## [Document]
******
Storage Costs (per GB/month)

ProviderStorage CostNotes
Hetzner~$0.005European provider
DigitalOcean Spaces$0.02First 250GB free with droplet
Wasabi$0.0059Minimum 1TB
AWS S3$0.023US East region
Backblaze B2$0.005Good value
Cloudflare R2$0.015Zero egress

Egress Costs (downloading from S3)

ProviderEgress CostNotes
HetznerFreeNo egress charges
DigitalOceanFree up to 1TB/monthIncluded with droplet
WasabiFreeNo egress charges
AWS S3$0.09/GBExpensive!
Backblaze B2$0.01/GBReasonable
Cloudflare R2FreeZero egress fees
For frequent data downloads, use providers with free/cheap egress:
  • Cloudflare R2 (zero egress)
  • Hetzner (free egress)
  • Wasabi (free egress)

Troubleshooting

S3 upload not happening

  1. Check .env has all 4 S3 variables set:
    grep S3_ .env
    
  2. Verify credentials are correct:
    aws s3 ls s3://your-bucket/ --endpoint-url https://your-endpoint.com
    
  3. Confirm bucket exists and is accessible
  4. Check Airflow DAG logs for errors
  5. Remember: Regular ./scrapai crawl does NOT upload to S3 (only Airflow workflows)
******
## [Entries provided]

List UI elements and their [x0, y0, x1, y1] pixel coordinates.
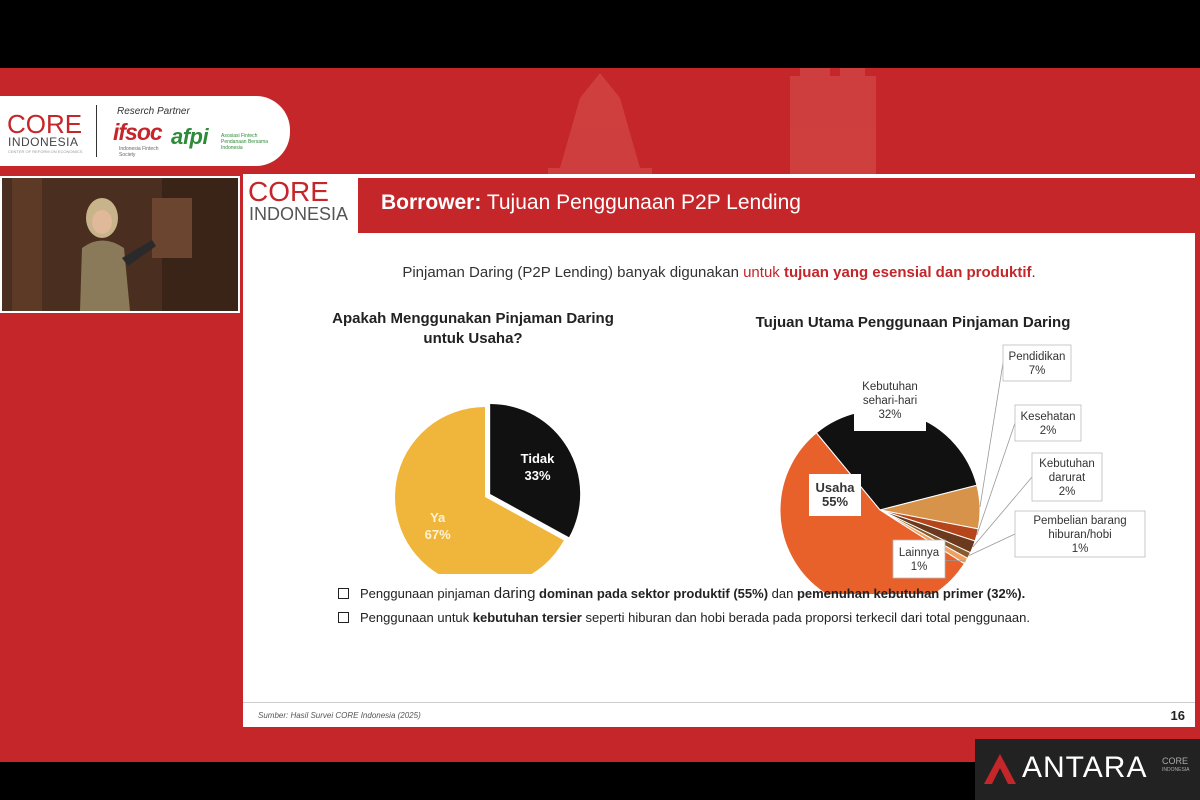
slide-core-logo-subtext: INDONESIA — [249, 204, 349, 224]
pie2-label-text: 55% — [821, 494, 849, 509]
pie2-label-text: Kebutuhan — [1039, 458, 1095, 470]
pie2-label-text: Kesehatan — [1020, 411, 1076, 423]
antara-wordmark: ANTARA — [1022, 751, 1148, 784]
watermark-core-logo — [1162, 757, 1190, 775]
pie2-label-text: Pembelian barang — [1033, 515, 1127, 527]
chart1-title-line1: Apakah Menggunakan Pinjaman Daring — [332, 310, 614, 327]
speaker-video — [0, 176, 240, 313]
subtitle-text-1: Pinjaman Daring (P2P Lending) banyak digunakan — [402, 264, 744, 281]
watermark-core-line1: CORE — [1162, 756, 1189, 766]
pie2-leader-line — [977, 423, 1015, 535]
presentation-stage — [0, 68, 1200, 762]
chart2-title: Tujuan Utama Penggunaan Pinjaman Daring — [755, 314, 1071, 331]
checkbox-bullet-icon — [338, 612, 349, 623]
logo-divider — [96, 105, 97, 157]
pie-chart-tujuan — [243, 174, 1195, 594]
pie1-label-tidak: Tidak — [520, 450, 555, 466]
bullet-item — [338, 585, 1178, 603]
subtitle-text-4: . — [1031, 264, 1036, 281]
subtitle-highlight: tujuan yang esensial dan produktif — [783, 264, 1032, 281]
summary-bullets — [338, 585, 1178, 633]
pie2-label-text: 2% — [1039, 425, 1057, 437]
pie2-label-text: darurat — [1048, 472, 1086, 484]
slide-title-rest: Tujuan Penggunaan P2P Lending — [481, 191, 801, 214]
bullet2-text-a: Penggunaan untuk — [360, 610, 473, 625]
bullet1-text-a: Penggunaan pinjaman — [360, 586, 494, 601]
pie2-label-text: 1% — [1071, 543, 1089, 555]
bullet1-text-c: dominan pada sektor produktif (55%) — [535, 586, 769, 601]
pie2-label-text: Lainnya — [898, 547, 940, 559]
bullet-item — [338, 609, 1178, 627]
core-logo-tagline: CENTER OF REFORM ON ECONOMICS — [8, 149, 83, 154]
source-note: Sumber: Hasil Survei CORE Indonesia (2025) — [258, 711, 421, 720]
pie2-label-text: 32% — [878, 409, 902, 421]
afpi-logo-subtext: Asosiasi Fintech Pendanaan Bersama Indonesia — [221, 133, 268, 151]
bullet1-text-e: pemenuhan kebutuhan primer (32%). — [796, 586, 1026, 601]
ifsoc-logo-subtext: Indonesia Fintech Society — [119, 146, 159, 158]
research-partner-label: Reserch Partner — [117, 106, 190, 117]
bullet2-text-b: kebutuhan tersier — [472, 610, 582, 625]
pie2-label-text: hiburan/hobi — [1048, 529, 1112, 541]
pie1-value-ya: 67% — [424, 526, 451, 542]
pie2-label-text: sehari-hari — [862, 395, 918, 407]
pie2-leader-line — [980, 363, 1003, 507]
ifsoc-logo: ifsoc — [113, 119, 162, 145]
bullet2-text-c: seperti hiburan dan hobi berada pada proporsi terkecil dari total penggunaan. — [581, 610, 1030, 625]
pie2-label-text: Pendidikan — [1008, 351, 1066, 363]
antara-logo-icon — [980, 748, 1020, 788]
pie1-value-tidak: 33% — [524, 467, 551, 483]
pie2-label-text: Kebutuhan — [862, 381, 918, 393]
slide-core-logo-text: CORE — [248, 176, 329, 207]
pie2-label-text: 2% — [1058, 486, 1076, 498]
speaker-video-frame — [2, 178, 238, 311]
bullet1-text-d: dan — [768, 586, 797, 601]
pie2-label-text: Usaha — [815, 480, 855, 495]
checkbox-bullet-icon — [338, 588, 349, 599]
pie2-label-text: 7% — [1028, 365, 1046, 377]
page-number: 16 — [1170, 708, 1185, 723]
slide-title-bold: Borrower: — [381, 191, 482, 214]
core-logo-subtext: INDONESIA — [8, 135, 79, 149]
core-logo-text: CORE — [7, 109, 83, 139]
pie2-label-text: 1% — [910, 561, 928, 573]
chart1-title-line2: untuk Usaha? — [423, 330, 523, 347]
pie1-label-ya: Ya — [430, 509, 446, 525]
afpi-logo: afpi — [171, 124, 209, 149]
presentation-slide — [243, 174, 1195, 727]
watermark-core-line2: INDONESIA — [1162, 767, 1190, 773]
footer-divider — [243, 702, 1195, 703]
bullet1-text-b: daring — [493, 585, 536, 602]
subtitle-text-2: untuk — [743, 264, 784, 281]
******
Decide whether each statement below agrees with the storage cost text, answering yes or no and quoting the exact words from the text that settle it. 1. Wasabi has a minimum of 1TB. 2. AWS S3 charges nothing for egress. 3. A regular ./scrapai crawl uploads to S3.

## [The output]
1. Yes: "Minimum 1TB"
2. No: "$0.09/GB"
3. No: "Regular ./scrapai crawl does NOT upload to S3 (only Airflow workflows)"